+++ Data to process +++

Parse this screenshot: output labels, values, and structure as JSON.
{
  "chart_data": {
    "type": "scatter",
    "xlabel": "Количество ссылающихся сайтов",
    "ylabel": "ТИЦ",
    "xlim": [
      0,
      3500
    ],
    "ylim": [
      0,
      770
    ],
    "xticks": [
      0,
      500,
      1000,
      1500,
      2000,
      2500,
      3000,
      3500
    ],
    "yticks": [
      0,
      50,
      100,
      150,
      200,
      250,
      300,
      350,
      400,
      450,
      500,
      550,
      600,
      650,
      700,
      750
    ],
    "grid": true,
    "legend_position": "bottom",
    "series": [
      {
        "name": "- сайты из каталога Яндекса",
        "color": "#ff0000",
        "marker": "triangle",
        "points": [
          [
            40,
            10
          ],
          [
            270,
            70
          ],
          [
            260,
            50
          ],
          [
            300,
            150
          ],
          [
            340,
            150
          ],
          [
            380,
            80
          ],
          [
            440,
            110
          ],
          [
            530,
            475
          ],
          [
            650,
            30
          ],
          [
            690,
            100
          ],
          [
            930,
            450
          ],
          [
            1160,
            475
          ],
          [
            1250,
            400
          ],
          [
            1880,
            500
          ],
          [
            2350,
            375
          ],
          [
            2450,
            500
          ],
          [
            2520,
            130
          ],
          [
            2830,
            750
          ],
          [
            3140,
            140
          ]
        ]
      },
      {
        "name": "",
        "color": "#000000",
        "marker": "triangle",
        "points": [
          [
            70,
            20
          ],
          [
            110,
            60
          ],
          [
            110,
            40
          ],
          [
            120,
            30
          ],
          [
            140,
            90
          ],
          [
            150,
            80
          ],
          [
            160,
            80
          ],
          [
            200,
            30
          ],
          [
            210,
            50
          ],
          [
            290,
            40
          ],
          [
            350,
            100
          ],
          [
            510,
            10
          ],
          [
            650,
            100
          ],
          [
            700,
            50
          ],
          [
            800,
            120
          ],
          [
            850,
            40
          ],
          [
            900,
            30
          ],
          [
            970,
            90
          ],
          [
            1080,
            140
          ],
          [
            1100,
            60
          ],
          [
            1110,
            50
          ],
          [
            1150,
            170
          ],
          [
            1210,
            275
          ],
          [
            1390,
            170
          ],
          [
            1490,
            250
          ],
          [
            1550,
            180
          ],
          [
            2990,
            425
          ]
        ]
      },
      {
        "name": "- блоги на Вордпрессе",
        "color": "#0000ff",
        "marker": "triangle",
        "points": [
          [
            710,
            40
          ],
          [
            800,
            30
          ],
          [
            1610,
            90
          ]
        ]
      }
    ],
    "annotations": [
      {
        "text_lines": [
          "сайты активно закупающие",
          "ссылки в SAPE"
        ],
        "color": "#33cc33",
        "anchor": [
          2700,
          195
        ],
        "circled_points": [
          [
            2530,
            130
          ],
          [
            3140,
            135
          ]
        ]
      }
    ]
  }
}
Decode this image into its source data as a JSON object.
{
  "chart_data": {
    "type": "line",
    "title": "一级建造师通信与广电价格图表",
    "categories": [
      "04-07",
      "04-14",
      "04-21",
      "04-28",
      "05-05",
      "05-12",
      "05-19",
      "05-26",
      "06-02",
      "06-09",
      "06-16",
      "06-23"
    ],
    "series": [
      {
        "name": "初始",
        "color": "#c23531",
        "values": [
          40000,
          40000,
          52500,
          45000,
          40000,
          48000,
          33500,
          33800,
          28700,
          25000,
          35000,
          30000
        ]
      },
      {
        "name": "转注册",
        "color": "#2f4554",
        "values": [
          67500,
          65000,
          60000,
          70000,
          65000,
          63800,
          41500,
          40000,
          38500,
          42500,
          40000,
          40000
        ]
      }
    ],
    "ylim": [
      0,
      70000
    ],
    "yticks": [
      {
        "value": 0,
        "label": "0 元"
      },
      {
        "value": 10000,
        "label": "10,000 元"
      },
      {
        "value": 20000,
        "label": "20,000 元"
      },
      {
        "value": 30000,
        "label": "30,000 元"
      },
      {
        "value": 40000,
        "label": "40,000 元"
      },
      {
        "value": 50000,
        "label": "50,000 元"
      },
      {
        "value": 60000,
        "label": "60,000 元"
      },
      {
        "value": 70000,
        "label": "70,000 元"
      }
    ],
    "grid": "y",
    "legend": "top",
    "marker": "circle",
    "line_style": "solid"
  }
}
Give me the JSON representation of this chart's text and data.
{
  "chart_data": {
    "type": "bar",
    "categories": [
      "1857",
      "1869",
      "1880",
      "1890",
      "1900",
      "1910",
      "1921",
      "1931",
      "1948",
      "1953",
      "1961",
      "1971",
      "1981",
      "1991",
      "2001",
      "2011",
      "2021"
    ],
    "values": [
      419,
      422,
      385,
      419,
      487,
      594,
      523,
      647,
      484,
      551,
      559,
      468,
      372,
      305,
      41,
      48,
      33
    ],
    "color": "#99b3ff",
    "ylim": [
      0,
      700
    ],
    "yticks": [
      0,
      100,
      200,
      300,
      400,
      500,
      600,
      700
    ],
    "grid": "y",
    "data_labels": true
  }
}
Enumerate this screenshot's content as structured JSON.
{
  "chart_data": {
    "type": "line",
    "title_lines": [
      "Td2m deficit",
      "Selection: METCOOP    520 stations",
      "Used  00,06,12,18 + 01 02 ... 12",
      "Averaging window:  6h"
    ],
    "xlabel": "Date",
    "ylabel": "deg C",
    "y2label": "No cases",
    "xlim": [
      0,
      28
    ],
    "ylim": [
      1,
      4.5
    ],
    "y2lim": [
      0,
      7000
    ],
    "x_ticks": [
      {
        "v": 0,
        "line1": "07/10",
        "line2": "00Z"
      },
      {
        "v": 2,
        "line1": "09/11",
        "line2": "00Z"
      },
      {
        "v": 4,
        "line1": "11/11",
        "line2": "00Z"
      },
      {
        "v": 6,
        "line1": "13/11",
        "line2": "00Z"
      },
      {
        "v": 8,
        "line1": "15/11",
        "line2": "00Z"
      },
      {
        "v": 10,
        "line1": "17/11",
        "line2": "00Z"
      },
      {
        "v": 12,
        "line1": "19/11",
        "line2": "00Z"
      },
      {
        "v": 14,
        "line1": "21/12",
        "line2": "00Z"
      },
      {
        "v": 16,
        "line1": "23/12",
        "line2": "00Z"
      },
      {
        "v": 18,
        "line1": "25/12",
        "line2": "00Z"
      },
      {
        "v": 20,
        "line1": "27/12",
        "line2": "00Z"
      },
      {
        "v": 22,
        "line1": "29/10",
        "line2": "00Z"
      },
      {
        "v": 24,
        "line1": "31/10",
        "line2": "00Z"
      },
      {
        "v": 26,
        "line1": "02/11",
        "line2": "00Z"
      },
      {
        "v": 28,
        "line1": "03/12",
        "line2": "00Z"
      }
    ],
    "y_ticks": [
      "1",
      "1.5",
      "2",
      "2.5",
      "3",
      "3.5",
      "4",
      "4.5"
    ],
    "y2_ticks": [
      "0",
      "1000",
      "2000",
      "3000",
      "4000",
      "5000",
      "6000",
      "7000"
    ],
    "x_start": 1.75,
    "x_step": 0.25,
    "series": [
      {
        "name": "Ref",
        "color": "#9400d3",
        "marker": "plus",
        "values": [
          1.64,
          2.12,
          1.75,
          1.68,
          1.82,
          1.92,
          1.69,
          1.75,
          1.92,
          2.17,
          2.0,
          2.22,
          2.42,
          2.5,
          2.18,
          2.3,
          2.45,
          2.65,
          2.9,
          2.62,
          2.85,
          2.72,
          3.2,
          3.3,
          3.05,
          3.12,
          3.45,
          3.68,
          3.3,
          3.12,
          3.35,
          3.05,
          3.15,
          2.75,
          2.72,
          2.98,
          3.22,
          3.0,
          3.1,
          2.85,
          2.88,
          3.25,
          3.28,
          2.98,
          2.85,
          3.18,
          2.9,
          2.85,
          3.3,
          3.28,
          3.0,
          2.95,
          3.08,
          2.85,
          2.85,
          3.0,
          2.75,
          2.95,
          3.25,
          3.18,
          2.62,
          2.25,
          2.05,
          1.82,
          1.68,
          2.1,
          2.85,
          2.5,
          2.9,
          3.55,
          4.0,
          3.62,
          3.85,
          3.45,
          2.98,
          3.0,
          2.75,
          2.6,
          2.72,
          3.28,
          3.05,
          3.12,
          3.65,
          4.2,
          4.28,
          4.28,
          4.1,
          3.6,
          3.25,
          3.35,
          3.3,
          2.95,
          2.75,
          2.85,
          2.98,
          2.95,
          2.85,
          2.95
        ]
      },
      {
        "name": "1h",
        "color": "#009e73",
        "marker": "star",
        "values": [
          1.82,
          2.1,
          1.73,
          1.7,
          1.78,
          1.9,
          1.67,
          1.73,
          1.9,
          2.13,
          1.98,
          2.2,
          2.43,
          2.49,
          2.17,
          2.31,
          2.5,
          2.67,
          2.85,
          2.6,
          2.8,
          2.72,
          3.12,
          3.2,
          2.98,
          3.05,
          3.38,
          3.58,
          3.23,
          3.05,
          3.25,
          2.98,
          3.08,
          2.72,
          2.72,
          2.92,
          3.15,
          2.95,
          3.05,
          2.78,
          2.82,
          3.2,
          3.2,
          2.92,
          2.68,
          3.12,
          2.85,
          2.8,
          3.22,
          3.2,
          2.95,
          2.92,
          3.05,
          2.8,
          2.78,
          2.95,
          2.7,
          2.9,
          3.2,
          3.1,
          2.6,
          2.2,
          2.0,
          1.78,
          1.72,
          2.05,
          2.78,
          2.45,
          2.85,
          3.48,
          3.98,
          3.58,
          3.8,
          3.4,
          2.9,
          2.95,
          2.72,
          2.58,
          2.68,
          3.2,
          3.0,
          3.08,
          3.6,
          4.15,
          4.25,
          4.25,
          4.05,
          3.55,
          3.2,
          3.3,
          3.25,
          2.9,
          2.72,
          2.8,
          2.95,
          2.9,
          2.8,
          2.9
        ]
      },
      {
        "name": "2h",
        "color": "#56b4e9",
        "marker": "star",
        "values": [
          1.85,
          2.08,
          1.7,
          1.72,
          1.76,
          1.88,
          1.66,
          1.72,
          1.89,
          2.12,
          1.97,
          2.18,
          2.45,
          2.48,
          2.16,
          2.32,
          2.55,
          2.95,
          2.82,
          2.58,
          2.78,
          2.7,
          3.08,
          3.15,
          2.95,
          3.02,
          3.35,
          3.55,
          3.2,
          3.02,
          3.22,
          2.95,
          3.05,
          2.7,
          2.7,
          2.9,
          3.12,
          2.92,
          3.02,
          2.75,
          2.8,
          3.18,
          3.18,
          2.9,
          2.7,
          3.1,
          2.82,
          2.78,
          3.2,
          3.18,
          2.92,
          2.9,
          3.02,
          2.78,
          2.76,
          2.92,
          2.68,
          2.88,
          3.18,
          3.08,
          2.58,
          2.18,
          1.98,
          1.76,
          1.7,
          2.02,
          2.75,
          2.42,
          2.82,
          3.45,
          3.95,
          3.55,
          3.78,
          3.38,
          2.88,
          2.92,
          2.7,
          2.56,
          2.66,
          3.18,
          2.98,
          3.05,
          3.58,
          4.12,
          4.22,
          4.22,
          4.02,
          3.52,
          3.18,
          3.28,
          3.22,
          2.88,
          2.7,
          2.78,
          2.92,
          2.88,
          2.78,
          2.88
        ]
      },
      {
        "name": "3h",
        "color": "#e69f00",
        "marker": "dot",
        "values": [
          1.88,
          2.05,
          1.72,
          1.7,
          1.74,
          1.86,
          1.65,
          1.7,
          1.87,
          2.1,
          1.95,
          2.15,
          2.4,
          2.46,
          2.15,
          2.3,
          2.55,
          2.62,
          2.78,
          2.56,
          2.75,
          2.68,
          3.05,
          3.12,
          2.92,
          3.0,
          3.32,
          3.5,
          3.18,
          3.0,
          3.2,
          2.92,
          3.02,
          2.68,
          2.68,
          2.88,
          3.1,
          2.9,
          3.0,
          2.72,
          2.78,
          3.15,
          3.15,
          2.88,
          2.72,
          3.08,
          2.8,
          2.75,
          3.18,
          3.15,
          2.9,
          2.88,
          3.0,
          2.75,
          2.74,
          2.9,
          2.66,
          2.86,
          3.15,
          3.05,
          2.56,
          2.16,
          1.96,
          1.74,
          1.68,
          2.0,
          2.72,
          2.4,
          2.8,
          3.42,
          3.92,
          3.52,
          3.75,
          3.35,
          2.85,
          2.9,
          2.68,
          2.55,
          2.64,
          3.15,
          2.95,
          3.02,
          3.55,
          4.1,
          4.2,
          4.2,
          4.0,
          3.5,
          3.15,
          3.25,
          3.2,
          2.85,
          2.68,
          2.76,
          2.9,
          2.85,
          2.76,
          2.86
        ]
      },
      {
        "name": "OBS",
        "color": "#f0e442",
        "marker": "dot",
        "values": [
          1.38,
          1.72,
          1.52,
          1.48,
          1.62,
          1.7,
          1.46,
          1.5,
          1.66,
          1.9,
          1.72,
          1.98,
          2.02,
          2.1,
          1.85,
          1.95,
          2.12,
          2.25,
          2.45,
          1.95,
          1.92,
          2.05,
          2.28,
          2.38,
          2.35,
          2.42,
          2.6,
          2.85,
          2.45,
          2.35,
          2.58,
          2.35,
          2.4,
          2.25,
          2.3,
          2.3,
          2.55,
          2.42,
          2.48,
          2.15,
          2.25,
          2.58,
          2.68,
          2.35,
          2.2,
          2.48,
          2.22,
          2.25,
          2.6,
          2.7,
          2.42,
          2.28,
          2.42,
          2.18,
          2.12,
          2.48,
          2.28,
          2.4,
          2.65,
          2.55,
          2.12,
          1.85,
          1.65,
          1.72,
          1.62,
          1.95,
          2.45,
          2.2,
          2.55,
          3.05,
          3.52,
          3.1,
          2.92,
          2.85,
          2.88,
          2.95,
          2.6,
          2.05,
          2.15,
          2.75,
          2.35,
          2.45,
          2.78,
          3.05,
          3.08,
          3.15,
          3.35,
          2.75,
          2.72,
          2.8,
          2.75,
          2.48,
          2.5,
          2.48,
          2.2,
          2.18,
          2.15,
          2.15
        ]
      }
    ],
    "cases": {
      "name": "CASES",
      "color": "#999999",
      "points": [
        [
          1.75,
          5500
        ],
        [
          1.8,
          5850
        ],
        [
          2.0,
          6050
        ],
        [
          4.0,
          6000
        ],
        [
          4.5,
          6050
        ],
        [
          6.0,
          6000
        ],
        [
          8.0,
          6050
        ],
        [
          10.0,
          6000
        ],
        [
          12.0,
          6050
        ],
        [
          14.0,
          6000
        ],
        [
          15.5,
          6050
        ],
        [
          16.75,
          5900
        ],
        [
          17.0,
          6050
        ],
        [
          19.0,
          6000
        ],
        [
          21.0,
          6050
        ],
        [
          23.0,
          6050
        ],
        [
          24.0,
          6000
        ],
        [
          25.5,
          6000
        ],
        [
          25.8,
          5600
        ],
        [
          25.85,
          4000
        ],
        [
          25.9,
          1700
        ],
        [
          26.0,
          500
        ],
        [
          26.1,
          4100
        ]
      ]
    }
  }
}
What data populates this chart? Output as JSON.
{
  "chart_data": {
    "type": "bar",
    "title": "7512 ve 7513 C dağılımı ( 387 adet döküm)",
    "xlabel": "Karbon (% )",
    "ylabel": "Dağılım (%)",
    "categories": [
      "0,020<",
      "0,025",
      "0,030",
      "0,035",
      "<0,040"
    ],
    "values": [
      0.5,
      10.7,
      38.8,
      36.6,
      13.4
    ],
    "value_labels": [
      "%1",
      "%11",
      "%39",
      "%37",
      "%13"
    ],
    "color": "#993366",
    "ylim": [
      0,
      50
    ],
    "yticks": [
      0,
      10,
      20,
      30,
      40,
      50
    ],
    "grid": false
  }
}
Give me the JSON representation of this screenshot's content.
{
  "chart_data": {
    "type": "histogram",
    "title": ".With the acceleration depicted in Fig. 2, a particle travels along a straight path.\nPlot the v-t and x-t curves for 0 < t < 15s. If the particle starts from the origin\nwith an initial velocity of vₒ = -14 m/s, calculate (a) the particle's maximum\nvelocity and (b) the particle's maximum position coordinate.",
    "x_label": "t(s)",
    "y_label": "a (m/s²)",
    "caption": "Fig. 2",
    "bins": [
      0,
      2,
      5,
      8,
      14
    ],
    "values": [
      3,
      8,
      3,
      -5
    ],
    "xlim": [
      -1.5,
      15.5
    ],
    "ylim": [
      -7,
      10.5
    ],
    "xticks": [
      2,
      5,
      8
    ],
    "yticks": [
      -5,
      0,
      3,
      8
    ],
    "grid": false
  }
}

+++

Stated exercise
Respond with the number of lines containing "name" and no additional words.

Correct response
11